> [Given instruction] All records must be quoted exactly. Omit the pictures.

> [Dataset extract]
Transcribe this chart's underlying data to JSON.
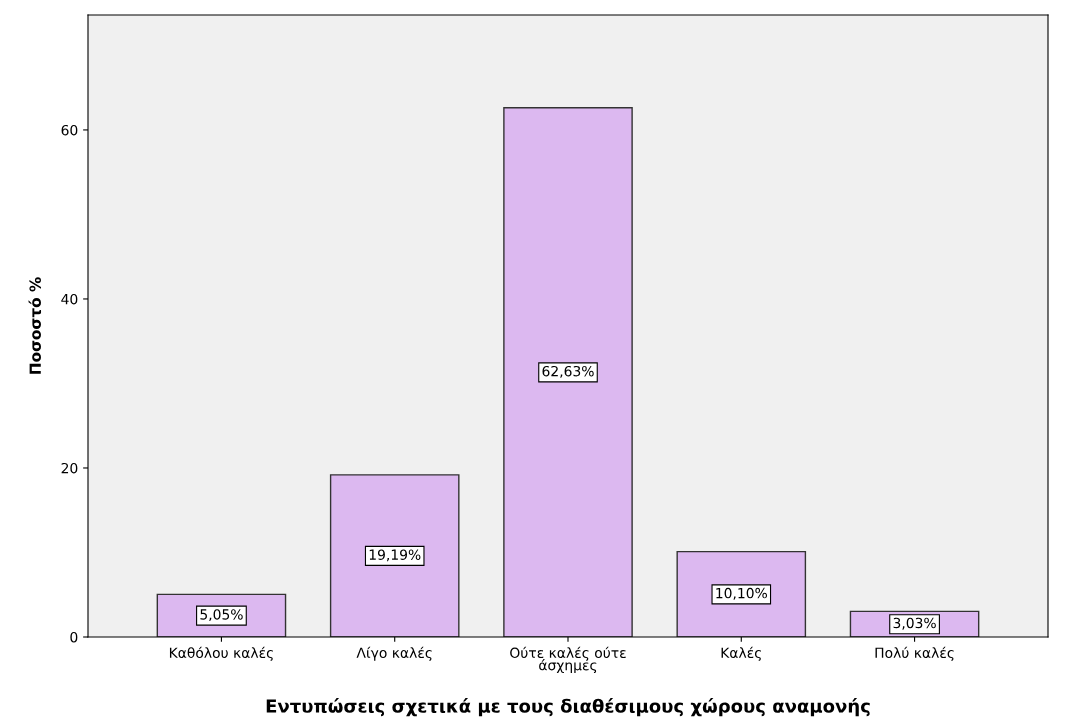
{
  "chart_data": {
    "type": "bar",
    "xlabel": "Εντυπώσεις σχετικά με τους διαθέσιμους χώρους αναμονής",
    "ylabel": "Ποσοστό %",
    "categories": [
      "Καθόλου καλές",
      "Λίγο καλές",
      "Ούτε καλές ούτε άσχημες",
      "Καλές",
      "Πολύ καλές"
    ],
    "values": [
      5.05,
      19.19,
      62.63,
      10.1,
      3.03
    ],
    "value_labels": [
      "5,05%",
      "19,19%",
      "62,63%",
      "10,10%",
      "3,03%"
    ],
    "color": "#dcb8f0",
    "ylim": [
      0,
      73.6
    ],
    "yticks": [
      0,
      20,
      40,
      60
    ],
    "grid": false,
    "legend": false
  }
}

> [Exercise response]
Transcribe this chart's underlying data to JSON.
{
  "chart_data": {
    "type": "bar",
    "xlabel": "Εντυπώσεις σχετικά με τους διαθέσιμους χώρους αναμονής",
    "ylabel": "Ποσοστό %",
    "categories": [
      "Καθόλου καλές",
      "Λίγο καλές",
      "Ούτε καλές ούτε άσχημες",
      "Καλές",
      "Πολύ καλές"
    ],
    "values": [
      5.05,
      19.19,
      62.63,
      10.1,
      3.03
    ],
    "value_labels": [
      "5,05%",
      "19,19%",
      "62,63%",
      "10,10%",
      "3,03%"
    ],
    "color": "#dcb8f0",
    "ylim": [
      0,
      73.6
    ],
    "yticks": [
      0,
      20,
      40,
      60
    ],
    "grid": false,
    "legend": false
  }
}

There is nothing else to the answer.